Output the entries below exactly as written, omitting pictures.

# DATA start

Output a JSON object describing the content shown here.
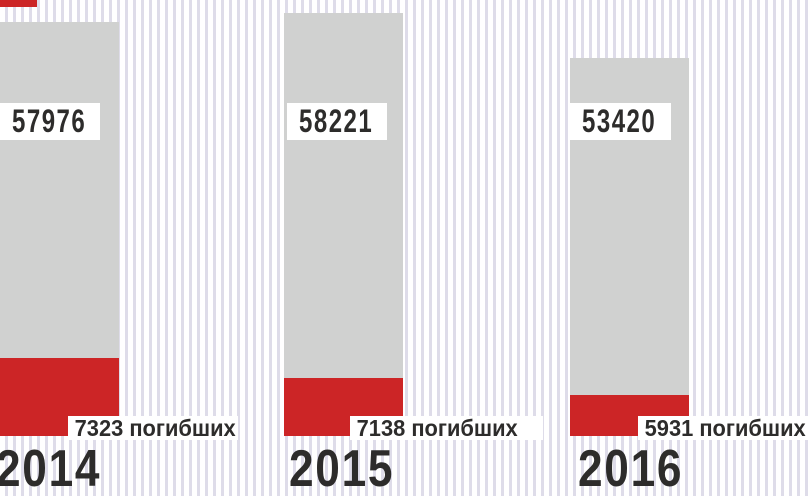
{
  "chart_data": {
    "type": "bar",
    "subtype": "stacked-infographic-columns",
    "categories": [
      "2014",
      "2015",
      "2016"
    ],
    "series": [
      {
        "role": "total",
        "color": "#d0d1d0",
        "values": [
          57976,
          58221,
          53420
        ]
      },
      {
        "role": "deaths",
        "color": "#cc2526",
        "values": [
          7323,
          7138,
          5931
        ]
      }
    ],
    "value_labels": [
      "57976",
      "58221",
      "53420"
    ],
    "death_labels": [
      "7323 погибших",
      "7138 погибших",
      "5931 погибших"
    ],
    "title": "",
    "xlabel": "",
    "ylabel": "",
    "grid": false,
    "legend_position": "none",
    "background": "vertical-pinstripes"
  },
  "colors": {
    "bar_gray": "#d0d1d0",
    "bar_red": "#cc2526",
    "stripe": "#dedce9",
    "background": "#ffffff",
    "label_box": "#ffffff",
    "text_dark": "#2d2c2b"
  }
}
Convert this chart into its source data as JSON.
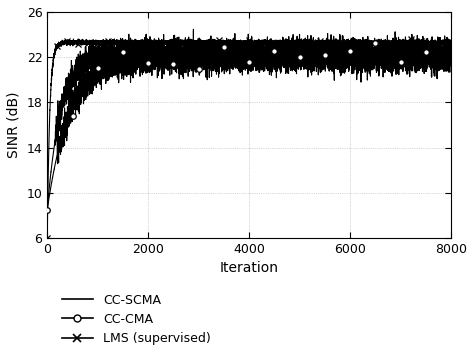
{
  "title": "",
  "xlabel": "Iteration",
  "ylabel": "SINR (dB)",
  "xlim": [
    0,
    8000
  ],
  "ylim": [
    6,
    26
  ],
  "yticks": [
    6,
    10,
    14,
    18,
    22,
    26
  ],
  "xticks": [
    0,
    2000,
    4000,
    6000,
    8000
  ],
  "n_points": 8000,
  "seed": 42,
  "cc_scma_start": 8.5,
  "cc_scma_plateau": 22.3,
  "cc_scma_plateau_noise": 0.55,
  "cc_scma_ramp_speed": 6.0,
  "cc_scma_ramp_end": 1600,
  "cc_cma_start": 8.5,
  "cc_cma_plateau": 22.0,
  "cc_cma_plateau_noise": 0.6,
  "cc_cma_ramp_speed": 4.5,
  "cc_cma_ramp_end": 2000,
  "cc_cma_marker_every": 500,
  "lms_start": 6.0,
  "lms_plateau": 23.3,
  "lms_plateau_noise": 0.1,
  "lms_ramp_speed": 10.0,
  "lms_ramp_end": 500,
  "lms_marker_every": 200,
  "background_color": "#ffffff",
  "line_color": "#000000",
  "grid_color": "#b0b0b0",
  "legend_labels": [
    "CC-SCMA",
    "CC-CMA",
    "LMS (supervised)"
  ]
}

# DATA end

- **SOLVED EXERCISE**
Output a JSON object describing the content shown here.
{
  "chart_data": {
    "type": "bar",
    "subtype": "stacked-infographic-columns",
    "categories": [
      "2014",
      "2015",
      "2016"
    ],
    "series": [
      {
        "role": "total",
        "color": "#d0d1d0",
        "values": [
          57976,
          58221,
          53420
        ]
      },
      {
        "role": "deaths",
        "color": "#cc2526",
        "values": [
          7323,
          7138,
          5931
        ]
      }
    ],
    "value_labels": [
      "57976",
      "58221",
      "53420"
    ],
    "death_labels": [
      "7323 погибших",
      "7138 погибших",
      "5931 погибших"
    ],
    "title": "",
    "xlabel": "",
    "ylabel": "",
    "grid": false,
    "legend_position": "none",
    "background": "vertical-pinstripes"
  },
  "colors": {
    "bar_gray": "#d0d1d0",
    "bar_red": "#cc2526",
    "stripe": "#dedce9",
    "background": "#ffffff",
    "label_box": "#ffffff",
    "text_dark": "#2d2c2b"
  }
}
Convert this chart into its source data as JSON.
{
  "title": "",
  "xlabel": "Iteration",
  "ylabel": "SINR (dB)",
  "xlim": [
    0,
    8000
  ],
  "ylim": [
    6,
    26
  ],
  "yticks": [
    6,
    10,
    14,
    18,
    22,
    26
  ],
  "xticks": [
    0,
    2000,
    4000,
    6000,
    8000
  ],
  "n_points": 8000,
  "seed": 42,
  "cc_scma_start": 8.5,
  "cc_scma_plateau": 22.3,
  "cc_scma_plateau_noise": 0.55,
  "cc_scma_ramp_speed": 6.0,
  "cc_scma_ramp_end": 1600,
  "cc_cma_start": 8.5,
  "cc_cma_plateau": 22.0,
  "cc_cma_plateau_noise": 0.6,
  "cc_cma_ramp_speed": 4.5,
  "cc_cma_ramp_end": 2000,
  "cc_cma_marker_every": 500,
  "lms_start": 6.0,
  "lms_plateau": 23.3,
  "lms_plateau_noise": 0.1,
  "lms_ramp_speed": 10.0,
  "lms_ramp_end": 500,
  "lms_marker_every": 200,
  "background_color": "#ffffff",
  "line_color": "#000000",
  "grid_color": "#b0b0b0",
  "legend_labels": [
    "CC-SCMA",
    "CC-CMA",
    "LMS (supervised)"
  ]
}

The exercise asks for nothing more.